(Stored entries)

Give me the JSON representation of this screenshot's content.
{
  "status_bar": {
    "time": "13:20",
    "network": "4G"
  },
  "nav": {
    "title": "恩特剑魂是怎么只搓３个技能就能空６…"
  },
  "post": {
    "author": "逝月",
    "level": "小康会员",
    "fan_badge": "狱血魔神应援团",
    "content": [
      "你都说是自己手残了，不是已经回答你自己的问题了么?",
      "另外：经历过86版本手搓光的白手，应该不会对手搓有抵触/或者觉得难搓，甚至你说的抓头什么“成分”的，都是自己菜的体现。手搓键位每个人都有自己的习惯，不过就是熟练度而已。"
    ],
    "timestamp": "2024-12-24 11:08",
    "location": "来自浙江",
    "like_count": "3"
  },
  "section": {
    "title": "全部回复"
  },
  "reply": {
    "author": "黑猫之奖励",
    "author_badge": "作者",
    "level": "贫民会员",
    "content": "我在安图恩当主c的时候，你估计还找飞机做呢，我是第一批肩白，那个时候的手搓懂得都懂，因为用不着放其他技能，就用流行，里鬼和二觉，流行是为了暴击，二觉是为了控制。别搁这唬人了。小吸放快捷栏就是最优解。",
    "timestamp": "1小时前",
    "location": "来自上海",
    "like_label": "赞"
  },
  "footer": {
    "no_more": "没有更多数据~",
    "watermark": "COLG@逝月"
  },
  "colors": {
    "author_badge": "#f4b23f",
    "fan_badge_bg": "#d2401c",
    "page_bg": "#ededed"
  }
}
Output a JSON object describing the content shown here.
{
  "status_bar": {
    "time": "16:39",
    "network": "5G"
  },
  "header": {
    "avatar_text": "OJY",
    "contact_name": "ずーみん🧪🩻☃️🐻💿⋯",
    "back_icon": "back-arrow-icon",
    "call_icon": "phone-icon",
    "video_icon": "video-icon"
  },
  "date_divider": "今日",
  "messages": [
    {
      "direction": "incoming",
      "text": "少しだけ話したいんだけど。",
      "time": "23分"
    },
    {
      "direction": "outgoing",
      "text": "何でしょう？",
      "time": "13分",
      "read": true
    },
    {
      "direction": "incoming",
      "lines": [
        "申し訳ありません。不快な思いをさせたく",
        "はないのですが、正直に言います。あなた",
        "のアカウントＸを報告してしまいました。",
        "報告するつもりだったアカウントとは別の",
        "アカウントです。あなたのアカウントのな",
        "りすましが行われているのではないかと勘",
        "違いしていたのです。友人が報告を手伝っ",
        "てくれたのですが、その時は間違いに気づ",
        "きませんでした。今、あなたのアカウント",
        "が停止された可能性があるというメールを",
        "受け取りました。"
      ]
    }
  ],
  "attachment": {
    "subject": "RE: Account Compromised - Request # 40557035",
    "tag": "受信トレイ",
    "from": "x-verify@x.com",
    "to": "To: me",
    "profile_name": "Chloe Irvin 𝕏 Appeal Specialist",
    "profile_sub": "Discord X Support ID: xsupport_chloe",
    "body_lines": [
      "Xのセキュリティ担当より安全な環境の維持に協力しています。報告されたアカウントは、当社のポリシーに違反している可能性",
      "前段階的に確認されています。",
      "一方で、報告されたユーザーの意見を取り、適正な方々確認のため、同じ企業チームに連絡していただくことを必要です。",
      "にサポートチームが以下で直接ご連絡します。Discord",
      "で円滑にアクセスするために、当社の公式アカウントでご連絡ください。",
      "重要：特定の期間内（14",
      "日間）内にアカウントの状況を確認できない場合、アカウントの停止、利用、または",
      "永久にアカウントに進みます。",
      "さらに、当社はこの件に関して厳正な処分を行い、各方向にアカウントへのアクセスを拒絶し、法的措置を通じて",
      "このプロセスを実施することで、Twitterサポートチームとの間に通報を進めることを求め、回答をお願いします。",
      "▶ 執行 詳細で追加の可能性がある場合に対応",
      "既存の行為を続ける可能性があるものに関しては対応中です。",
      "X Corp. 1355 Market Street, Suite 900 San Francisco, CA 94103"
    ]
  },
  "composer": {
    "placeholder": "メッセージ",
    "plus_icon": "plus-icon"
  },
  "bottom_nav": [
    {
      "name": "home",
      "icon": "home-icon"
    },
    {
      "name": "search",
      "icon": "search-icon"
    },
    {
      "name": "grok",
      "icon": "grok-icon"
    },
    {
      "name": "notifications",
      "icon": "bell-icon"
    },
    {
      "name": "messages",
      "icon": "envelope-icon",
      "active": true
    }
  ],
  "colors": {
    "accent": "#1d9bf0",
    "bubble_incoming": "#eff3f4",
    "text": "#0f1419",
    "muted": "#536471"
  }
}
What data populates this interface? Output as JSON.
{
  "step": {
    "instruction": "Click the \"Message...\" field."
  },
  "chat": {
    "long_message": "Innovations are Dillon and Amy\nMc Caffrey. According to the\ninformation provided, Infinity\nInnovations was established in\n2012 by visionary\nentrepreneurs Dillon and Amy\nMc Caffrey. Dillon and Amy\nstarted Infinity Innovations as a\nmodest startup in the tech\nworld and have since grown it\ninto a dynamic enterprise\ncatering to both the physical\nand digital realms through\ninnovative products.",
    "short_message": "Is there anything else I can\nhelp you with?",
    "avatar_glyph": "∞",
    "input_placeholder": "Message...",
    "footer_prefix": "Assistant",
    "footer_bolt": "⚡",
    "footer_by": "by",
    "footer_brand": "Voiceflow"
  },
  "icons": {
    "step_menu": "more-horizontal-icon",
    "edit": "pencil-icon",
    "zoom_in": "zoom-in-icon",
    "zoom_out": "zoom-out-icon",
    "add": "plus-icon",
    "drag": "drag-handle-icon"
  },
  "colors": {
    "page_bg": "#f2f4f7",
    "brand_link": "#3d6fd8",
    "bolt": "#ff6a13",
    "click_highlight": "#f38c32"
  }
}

Aim
Where a line above includes "this", copy that line.

Exercise answer
Give me the JSON representation of this screenshot's content.
What data populates this interface? Output as JSON.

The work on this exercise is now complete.